_What to work on:_ Repeat the material in full. Keep every line exactly as it is.

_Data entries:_
start
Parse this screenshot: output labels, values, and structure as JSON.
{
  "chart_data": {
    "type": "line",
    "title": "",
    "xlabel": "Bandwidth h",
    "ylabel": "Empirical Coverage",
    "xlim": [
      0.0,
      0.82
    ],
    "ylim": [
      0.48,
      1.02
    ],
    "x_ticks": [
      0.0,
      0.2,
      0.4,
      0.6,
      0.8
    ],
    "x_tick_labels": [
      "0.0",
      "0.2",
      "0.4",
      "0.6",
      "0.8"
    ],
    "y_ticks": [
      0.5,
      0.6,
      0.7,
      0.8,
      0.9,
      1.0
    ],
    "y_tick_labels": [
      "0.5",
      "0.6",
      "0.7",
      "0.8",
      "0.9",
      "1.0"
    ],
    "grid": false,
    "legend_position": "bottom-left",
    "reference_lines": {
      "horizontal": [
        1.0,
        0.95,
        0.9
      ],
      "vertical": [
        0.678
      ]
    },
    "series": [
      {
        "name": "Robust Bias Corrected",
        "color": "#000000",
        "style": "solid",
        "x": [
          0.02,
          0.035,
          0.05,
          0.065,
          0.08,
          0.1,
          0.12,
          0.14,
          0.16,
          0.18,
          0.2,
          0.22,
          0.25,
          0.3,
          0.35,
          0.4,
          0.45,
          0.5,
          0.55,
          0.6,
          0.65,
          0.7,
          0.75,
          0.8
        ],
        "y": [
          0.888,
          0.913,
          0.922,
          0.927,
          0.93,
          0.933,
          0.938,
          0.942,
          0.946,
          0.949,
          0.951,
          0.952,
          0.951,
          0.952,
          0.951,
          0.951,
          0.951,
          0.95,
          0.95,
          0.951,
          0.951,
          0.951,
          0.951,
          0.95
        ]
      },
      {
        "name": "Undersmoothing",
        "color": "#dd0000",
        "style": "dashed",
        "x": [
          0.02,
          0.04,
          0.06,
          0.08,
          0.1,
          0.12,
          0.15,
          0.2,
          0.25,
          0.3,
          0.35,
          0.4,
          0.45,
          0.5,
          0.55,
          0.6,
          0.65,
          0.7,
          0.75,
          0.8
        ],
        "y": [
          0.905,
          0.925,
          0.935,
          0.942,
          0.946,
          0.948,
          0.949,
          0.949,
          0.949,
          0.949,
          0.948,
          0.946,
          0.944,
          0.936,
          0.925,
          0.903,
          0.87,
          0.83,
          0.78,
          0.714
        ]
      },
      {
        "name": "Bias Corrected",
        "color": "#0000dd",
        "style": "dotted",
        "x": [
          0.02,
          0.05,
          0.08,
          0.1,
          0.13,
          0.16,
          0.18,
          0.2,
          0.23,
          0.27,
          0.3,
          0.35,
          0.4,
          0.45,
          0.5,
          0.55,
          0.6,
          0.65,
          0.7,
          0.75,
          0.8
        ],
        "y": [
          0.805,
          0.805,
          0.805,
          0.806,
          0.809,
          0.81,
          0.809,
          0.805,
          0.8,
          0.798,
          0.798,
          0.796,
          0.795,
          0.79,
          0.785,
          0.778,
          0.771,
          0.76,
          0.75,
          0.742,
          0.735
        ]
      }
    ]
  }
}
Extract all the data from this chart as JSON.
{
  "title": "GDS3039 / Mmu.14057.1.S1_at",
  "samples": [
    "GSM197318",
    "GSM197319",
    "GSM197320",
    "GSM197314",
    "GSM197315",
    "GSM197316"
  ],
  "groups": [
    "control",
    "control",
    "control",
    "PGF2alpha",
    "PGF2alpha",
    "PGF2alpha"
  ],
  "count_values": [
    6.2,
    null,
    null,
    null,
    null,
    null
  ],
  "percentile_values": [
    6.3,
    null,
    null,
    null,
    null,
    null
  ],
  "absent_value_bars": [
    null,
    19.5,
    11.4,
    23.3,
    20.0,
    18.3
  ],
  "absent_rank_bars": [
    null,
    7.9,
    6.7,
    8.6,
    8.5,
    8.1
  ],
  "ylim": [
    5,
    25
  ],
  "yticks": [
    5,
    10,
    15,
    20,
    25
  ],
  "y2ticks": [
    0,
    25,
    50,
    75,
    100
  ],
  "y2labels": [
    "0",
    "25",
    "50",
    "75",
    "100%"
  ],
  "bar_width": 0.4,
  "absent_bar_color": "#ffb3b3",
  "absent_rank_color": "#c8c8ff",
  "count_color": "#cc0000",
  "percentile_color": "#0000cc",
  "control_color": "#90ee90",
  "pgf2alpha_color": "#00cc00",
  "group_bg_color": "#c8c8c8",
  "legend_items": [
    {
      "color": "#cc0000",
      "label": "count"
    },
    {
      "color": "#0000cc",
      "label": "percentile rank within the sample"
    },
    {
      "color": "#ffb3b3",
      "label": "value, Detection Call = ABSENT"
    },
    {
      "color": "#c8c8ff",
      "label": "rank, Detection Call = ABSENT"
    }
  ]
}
end
_Solution to the problem:_
Parse this screenshot: output labels, values, and structure as JSON.
{
  "chart_data": {
    "type": "line",
    "title": "",
    "xlabel": "Bandwidth h",
    "ylabel": "Empirical Coverage",
    "xlim": [
      0.0,
      0.82
    ],
    "ylim": [
      0.48,
      1.02
    ],
    "x_ticks": [
      0.0,
      0.2,
      0.4,
      0.6,
      0.8
    ],
    "x_tick_labels": [
      "0.0",
      "0.2",
      "0.4",
      "0.6",
      "0.8"
    ],
    "y_ticks": [
      0.5,
      0.6,
      0.7,
      0.8,
      0.9,
      1.0
    ],
    "y_tick_labels": [
      "0.5",
      "0.6",
      "0.7",
      "0.8",
      "0.9",
      "1.0"
    ],
    "grid": false,
    "legend_position": "bottom-left",
    "reference_lines": {
      "horizontal": [
        1.0,
        0.95,
        0.9
      ],
      "vertical": [
        0.678
      ]
    },
    "series": [
      {
        "name": "Robust Bias Corrected",
        "color": "#000000",
        "style": "solid",
        "x": [
          0.02,
          0.035,
          0.05,
          0.065,
          0.08,
          0.1,
          0.12,
          0.14,
          0.16,
          0.18,
          0.2,
          0.22,
          0.25,
          0.3,
          0.35,
          0.4,
          0.45,
          0.5,
          0.55,
          0.6,
          0.65,
          0.7,
          0.75,
          0.8
        ],
        "y": [
          0.888,
          0.913,
          0.922,
          0.927,
          0.93,
          0.933,
          0.938,
          0.942,
          0.946,
          0.949,
          0.951,
          0.952,
          0.951,
          0.952,
          0.951,
          0.951,
          0.951,
          0.95,
          0.95,
          0.951,
          0.951,
          0.951,
          0.951,
          0.95
        ]
      },
      {
        "name": "Undersmoothing",
        "color": "#dd0000",
        "style": "dashed",
        "x": [
          0.02,
          0.04,
          0.06,
          0.08,
          0.1,
          0.12,
          0.15,
          0.2,
          0.25,
          0.3,
          0.35,
          0.4,
          0.45,
          0.5,
          0.55,
          0.6,
          0.65,
          0.7,
          0.75,
          0.8
        ],
        "y": [
          0.905,
          0.925,
          0.935,
          0.942,
          0.946,
          0.948,
          0.949,
          0.949,
          0.949,
          0.949,
          0.948,
          0.946,
          0.944,
          0.936,
          0.925,
          0.903,
          0.87,
          0.83,
          0.78,
          0.714
        ]
      },
      {
        "name": "Bias Corrected",
        "color": "#0000dd",
        "style": "dotted",
        "x": [
          0.02,
          0.05,
          0.08,
          0.1,
          0.13,
          0.16,
          0.18,
          0.2,
          0.23,
          0.27,
          0.3,
          0.35,
          0.4,
          0.45,
          0.5,
          0.55,
          0.6,
          0.65,
          0.7,
          0.75,
          0.8
        ],
        "y": [
          0.805,
          0.805,
          0.805,
          0.806,
          0.809,
          0.81,
          0.809,
          0.805,
          0.8,
          0.798,
          0.798,
          0.796,
          0.795,
          0.79,
          0.785,
          0.778,
          0.771,
          0.76,
          0.75,
          0.742,
          0.735
        ]
      }
    ]
  }
}
Extract all the data from this chart as JSON.
{
  "title": "GDS3039 / Mmu.14057.1.S1_at",
  "samples": [
    "GSM197318",
    "GSM197319",
    "GSM197320",
    "GSM197314",
    "GSM197315",
    "GSM197316"
  ],
  "groups": [
    "control",
    "control",
    "control",
    "PGF2alpha",
    "PGF2alpha",
    "PGF2alpha"
  ],
  "count_values": [
    6.2,
    null,
    null,
    null,
    null,
    null
  ],
  "percentile_values": [
    6.3,
    null,
    null,
    null,
    null,
    null
  ],
  "absent_value_bars": [
    null,
    19.5,
    11.4,
    23.3,
    20.0,
    18.3
  ],
  "absent_rank_bars": [
    null,
    7.9,
    6.7,
    8.6,
    8.5,
    8.1
  ],
  "ylim": [
    5,
    25
  ],
  "yticks": [
    5,
    10,
    15,
    20,
    25
  ],
  "y2ticks": [
    0,
    25,
    50,
    75,
    100
  ],
  "y2labels": [
    "0",
    "25",
    "50",
    "75",
    "100%"
  ],
  "bar_width": 0.4,
  "absent_bar_color": "#ffb3b3",
  "absent_rank_color": "#c8c8ff",
  "count_color": "#cc0000",
  "percentile_color": "#0000cc",
  "control_color": "#90ee90",
  "pgf2alpha_color": "#00cc00",
  "group_bg_color": "#c8c8c8",
  "legend_items": [
    {
      "color": "#cc0000",
      "label": "count"
    },
    {
      "color": "#0000cc",
      "label": "percentile rank within the sample"
    },
    {
      "color": "#ffb3b3",
      "label": "value, Detection Call = ABSENT"
    },
    {
      "color": "#c8c8ff",
      "label": "rank, Detection Call = ABSENT"
    }
  ]
}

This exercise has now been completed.